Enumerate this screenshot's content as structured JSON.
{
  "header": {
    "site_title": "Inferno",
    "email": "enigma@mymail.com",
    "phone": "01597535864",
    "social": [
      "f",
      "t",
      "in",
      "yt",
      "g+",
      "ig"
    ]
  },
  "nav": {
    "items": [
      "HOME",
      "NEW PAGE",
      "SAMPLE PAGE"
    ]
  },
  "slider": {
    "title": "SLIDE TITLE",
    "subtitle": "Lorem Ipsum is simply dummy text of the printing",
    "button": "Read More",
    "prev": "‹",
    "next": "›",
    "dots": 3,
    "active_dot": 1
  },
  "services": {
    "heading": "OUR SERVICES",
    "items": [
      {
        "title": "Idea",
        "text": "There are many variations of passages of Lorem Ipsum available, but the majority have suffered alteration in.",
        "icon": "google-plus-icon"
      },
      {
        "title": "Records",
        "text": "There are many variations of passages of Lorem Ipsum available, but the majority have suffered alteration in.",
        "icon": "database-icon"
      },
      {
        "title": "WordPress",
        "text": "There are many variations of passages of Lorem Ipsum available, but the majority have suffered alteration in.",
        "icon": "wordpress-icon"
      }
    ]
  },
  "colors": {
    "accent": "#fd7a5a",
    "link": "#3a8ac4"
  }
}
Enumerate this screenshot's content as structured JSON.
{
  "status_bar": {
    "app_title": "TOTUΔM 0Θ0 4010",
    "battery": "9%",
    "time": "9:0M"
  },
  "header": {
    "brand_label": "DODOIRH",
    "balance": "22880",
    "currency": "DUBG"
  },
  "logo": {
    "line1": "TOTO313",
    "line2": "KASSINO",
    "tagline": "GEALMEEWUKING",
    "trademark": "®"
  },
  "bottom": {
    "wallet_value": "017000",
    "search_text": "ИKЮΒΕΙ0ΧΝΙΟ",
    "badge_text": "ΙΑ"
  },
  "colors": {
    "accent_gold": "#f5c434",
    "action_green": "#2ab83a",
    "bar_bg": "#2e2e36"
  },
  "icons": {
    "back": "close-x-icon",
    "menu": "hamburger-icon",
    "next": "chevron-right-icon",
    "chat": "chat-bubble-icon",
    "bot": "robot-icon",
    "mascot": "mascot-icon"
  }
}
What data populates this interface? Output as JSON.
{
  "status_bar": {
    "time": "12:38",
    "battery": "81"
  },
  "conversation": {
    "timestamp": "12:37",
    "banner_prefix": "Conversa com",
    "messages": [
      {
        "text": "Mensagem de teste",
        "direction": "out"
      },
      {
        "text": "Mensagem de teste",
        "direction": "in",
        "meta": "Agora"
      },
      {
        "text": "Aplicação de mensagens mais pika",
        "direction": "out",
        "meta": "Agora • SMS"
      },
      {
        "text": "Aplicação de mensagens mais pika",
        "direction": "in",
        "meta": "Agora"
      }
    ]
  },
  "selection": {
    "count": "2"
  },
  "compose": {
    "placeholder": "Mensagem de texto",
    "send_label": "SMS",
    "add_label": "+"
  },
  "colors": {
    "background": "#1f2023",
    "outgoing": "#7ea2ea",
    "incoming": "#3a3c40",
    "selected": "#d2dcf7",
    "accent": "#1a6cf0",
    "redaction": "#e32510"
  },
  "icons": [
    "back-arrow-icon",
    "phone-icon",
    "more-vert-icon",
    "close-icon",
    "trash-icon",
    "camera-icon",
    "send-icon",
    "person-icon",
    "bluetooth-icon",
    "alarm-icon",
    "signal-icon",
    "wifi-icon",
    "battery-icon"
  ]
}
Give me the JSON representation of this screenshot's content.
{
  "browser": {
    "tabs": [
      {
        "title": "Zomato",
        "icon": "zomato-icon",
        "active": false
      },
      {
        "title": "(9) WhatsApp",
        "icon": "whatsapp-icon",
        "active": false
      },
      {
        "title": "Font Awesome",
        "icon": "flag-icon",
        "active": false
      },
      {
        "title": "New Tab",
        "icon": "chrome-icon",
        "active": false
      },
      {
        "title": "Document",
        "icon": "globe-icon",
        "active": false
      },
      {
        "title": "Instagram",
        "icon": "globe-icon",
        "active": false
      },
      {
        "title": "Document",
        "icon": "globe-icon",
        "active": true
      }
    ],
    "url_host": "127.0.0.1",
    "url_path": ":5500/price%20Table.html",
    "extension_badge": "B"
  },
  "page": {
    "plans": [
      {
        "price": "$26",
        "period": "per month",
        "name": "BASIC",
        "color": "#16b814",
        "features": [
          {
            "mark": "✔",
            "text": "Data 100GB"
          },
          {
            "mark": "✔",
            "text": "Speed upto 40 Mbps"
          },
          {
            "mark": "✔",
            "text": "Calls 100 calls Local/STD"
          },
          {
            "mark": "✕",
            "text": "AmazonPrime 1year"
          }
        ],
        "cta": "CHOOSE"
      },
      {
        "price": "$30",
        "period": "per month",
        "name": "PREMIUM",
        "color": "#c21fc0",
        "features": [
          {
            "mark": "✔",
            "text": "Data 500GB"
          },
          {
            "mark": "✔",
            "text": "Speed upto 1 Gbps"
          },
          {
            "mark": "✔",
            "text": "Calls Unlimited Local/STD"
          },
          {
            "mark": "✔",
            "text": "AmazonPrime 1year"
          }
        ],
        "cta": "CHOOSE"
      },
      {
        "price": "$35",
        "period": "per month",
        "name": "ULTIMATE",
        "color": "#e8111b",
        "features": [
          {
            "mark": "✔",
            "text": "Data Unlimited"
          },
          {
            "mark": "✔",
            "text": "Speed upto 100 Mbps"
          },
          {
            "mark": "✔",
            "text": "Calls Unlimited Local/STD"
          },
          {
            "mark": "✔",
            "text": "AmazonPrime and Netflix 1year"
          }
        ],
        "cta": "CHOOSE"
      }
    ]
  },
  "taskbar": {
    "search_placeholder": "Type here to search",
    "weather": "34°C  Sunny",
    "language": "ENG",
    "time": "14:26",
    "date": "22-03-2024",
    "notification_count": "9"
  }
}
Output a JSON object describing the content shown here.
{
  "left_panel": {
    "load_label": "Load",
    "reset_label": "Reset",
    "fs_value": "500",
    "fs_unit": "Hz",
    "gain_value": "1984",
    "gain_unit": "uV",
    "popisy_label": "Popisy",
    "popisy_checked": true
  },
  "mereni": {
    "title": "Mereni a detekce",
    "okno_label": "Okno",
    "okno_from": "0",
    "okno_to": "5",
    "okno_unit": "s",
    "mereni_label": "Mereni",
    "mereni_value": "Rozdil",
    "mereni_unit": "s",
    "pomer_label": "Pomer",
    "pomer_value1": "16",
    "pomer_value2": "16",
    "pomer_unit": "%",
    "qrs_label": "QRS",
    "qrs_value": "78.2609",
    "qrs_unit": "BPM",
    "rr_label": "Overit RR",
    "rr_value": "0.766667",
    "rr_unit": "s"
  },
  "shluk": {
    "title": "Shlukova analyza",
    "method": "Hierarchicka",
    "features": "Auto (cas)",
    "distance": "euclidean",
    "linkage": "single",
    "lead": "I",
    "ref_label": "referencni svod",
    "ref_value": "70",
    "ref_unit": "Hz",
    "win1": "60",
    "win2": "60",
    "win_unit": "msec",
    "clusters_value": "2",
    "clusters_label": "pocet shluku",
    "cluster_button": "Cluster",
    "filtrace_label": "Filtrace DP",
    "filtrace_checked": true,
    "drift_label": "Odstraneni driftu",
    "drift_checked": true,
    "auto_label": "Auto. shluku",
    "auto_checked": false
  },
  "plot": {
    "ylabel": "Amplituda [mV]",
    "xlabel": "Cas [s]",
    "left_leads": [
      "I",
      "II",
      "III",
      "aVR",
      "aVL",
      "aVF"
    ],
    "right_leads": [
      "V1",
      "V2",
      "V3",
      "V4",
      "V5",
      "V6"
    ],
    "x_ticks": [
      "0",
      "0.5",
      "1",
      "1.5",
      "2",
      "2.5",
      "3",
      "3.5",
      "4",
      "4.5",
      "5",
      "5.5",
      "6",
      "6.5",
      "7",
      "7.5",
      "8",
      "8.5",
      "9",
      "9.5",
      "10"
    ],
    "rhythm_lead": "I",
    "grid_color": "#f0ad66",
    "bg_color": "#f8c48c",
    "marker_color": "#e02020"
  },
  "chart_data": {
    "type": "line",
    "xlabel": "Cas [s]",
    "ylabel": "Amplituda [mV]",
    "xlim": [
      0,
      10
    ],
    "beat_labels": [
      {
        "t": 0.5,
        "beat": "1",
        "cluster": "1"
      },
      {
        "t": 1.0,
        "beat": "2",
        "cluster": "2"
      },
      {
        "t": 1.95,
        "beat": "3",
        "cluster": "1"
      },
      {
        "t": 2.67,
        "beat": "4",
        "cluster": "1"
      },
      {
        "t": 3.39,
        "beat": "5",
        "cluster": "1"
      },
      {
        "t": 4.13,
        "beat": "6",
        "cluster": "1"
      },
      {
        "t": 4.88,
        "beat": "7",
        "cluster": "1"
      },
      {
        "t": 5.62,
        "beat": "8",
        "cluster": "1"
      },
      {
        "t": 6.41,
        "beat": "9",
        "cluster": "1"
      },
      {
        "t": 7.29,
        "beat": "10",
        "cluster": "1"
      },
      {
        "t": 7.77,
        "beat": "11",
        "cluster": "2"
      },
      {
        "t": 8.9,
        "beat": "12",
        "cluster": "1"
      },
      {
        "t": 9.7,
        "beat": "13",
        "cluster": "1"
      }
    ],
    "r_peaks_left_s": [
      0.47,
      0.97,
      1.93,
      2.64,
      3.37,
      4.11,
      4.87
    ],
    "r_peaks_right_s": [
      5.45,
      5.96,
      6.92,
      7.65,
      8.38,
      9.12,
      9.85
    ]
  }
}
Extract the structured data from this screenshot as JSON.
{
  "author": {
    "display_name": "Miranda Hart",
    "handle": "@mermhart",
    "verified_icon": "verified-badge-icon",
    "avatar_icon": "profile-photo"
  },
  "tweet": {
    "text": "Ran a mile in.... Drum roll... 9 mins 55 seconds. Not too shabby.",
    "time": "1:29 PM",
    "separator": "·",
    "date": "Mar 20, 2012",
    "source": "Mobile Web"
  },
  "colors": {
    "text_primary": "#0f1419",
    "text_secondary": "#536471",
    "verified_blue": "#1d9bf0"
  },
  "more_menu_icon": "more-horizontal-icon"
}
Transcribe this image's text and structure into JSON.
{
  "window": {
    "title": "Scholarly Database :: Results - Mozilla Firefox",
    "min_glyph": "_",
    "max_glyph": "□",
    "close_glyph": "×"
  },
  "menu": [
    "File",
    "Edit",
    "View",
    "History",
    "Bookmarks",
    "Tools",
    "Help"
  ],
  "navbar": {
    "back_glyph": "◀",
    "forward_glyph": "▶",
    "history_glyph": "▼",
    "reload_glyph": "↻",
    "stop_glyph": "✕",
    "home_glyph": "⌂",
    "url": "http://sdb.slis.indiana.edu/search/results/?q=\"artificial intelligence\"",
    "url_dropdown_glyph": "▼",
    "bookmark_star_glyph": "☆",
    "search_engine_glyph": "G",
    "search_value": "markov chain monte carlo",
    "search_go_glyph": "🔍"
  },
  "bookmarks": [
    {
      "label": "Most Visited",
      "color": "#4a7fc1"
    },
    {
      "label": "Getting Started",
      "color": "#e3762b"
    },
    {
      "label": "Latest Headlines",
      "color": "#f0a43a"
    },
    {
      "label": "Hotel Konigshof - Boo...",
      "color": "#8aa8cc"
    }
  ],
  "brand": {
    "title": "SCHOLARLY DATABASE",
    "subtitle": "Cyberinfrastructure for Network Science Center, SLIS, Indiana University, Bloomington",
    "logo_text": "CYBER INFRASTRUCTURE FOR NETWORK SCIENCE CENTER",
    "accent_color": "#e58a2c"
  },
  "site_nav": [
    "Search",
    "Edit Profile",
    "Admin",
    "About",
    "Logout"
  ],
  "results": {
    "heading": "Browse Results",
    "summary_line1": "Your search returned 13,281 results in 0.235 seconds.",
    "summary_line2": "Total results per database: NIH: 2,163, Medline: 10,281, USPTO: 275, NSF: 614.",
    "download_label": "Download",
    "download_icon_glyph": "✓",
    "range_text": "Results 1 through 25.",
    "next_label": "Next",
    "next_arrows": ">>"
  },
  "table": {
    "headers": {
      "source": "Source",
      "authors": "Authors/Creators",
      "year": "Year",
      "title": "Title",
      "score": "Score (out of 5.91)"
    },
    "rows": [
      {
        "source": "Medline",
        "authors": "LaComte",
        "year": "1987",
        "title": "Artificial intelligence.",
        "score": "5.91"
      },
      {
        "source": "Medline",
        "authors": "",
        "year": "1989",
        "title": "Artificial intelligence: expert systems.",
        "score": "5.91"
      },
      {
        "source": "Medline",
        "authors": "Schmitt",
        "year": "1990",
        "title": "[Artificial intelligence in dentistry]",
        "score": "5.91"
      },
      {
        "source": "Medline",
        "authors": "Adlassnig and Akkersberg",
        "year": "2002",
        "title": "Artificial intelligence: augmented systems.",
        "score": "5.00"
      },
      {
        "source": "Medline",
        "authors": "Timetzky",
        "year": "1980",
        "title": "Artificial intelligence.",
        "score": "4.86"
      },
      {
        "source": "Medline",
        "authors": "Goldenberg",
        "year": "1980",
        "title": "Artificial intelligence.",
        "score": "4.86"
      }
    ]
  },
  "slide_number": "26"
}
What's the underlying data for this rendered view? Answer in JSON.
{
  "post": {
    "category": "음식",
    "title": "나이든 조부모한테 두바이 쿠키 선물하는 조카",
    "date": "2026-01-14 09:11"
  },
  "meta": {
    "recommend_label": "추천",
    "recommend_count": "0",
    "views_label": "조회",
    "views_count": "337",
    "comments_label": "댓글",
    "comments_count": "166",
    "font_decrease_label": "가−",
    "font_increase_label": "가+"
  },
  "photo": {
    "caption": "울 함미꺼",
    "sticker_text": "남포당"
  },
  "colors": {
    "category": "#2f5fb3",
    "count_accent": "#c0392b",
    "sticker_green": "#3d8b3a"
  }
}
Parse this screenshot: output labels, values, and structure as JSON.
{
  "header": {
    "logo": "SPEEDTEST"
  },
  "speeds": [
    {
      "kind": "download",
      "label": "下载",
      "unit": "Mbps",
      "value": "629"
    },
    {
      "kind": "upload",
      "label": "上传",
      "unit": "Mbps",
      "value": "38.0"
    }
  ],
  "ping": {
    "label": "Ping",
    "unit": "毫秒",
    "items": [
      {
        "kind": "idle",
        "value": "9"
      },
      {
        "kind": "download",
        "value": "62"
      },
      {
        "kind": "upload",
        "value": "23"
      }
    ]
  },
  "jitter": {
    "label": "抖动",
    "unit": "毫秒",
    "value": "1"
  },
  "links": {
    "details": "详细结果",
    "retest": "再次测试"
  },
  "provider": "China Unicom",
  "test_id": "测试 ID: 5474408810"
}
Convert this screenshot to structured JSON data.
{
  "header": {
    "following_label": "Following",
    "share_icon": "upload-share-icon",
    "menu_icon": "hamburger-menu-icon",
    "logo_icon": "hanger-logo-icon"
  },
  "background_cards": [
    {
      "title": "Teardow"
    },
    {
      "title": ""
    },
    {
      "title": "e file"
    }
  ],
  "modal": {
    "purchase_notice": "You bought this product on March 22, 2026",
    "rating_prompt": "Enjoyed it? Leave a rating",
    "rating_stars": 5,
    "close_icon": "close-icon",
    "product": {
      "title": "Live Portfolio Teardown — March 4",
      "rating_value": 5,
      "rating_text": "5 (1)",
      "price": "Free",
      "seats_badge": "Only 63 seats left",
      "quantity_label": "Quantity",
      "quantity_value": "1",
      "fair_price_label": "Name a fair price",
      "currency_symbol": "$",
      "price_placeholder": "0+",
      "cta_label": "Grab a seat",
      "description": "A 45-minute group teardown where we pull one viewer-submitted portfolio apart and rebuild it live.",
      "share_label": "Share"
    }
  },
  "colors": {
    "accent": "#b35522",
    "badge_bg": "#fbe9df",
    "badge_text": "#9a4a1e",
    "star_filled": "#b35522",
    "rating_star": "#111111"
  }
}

Exercise goal = Can you quote exactly the lines from the one containing "Parse this screenshot: output" through the last line of the records above, and nothing else?

Exercise response =
Parse this screenshot: output labels, values, and structure as JSON.
{
  "header": {
    "logo": "SPEEDTEST"
  },
  "speeds": [
    {
      "kind": "download",
      "label": "下载",
      "unit": "Mbps",
      "value": "629"
    },
    {
      "kind": "upload",
      "label": "上传",
      "unit": "Mbps",
      "value": "38.0"
    }
  ],
  "ping": {
    "label": "Ping",
    "unit": "毫秒",
    "items": [
      {
        "kind": "idle",
        "value": "9"
      },
      {
        "kind": "download",
        "value": "62"
      },
      {
        "kind": "upload",
        "value": "23"
      }
    ]
  },
  "jitter": {
    "label": "抖动",
    "unit": "毫秒",
    "value": "1"
  },
  "links": {
    "details": "详细结果",
    "retest": "再次测试"
  },
  "provider": "China Unicom",
  "test_id": "测试 ID: 5474408810"
}
Convert this screenshot to structured JSON data.
{
  "header": {
    "following_label": "Following",
    "share_icon": "upload-share-icon",
    "menu_icon": "hamburger-menu-icon",
    "logo_icon": "hanger-logo-icon"
  },
  "background_cards": [
    {
      "title": "Teardow"
    },
    {
      "title": ""
    },
    {
      "title": "e file"
    }
  ],
  "modal": {
    "purchase_notice": "You bought this product on March 22, 2026",
    "rating_prompt": "Enjoyed it? Leave a rating",
    "rating_stars": 5,
    "close_icon": "close-icon",
    "product": {
      "title": "Live Portfolio Teardown — March 4",
      "rating_value": 5,
      "rating_text": "5 (1)",
      "price": "Free",
      "seats_badge": "Only 63 seats left",
      "quantity_label": "Quantity",
      "quantity_value": "1",
      "fair_price_label": "Name a fair price",
      "currency_symbol": "$",
      "price_placeholder": "0+",
      "cta_label": "Grab a seat",
      "description": "A 45-minute group teardown where we pull one viewer-submitted portfolio apart and rebuild it live.",
      "share_label": "Share"
    }
  },
  "colors": {
    "accent": "#b35522",
    "badge_bg": "#fbe9df",
    "badge_text": "#9a4a1e",
    "star_filled": "#b35522",
    "rating_star": "#111111"
  }
}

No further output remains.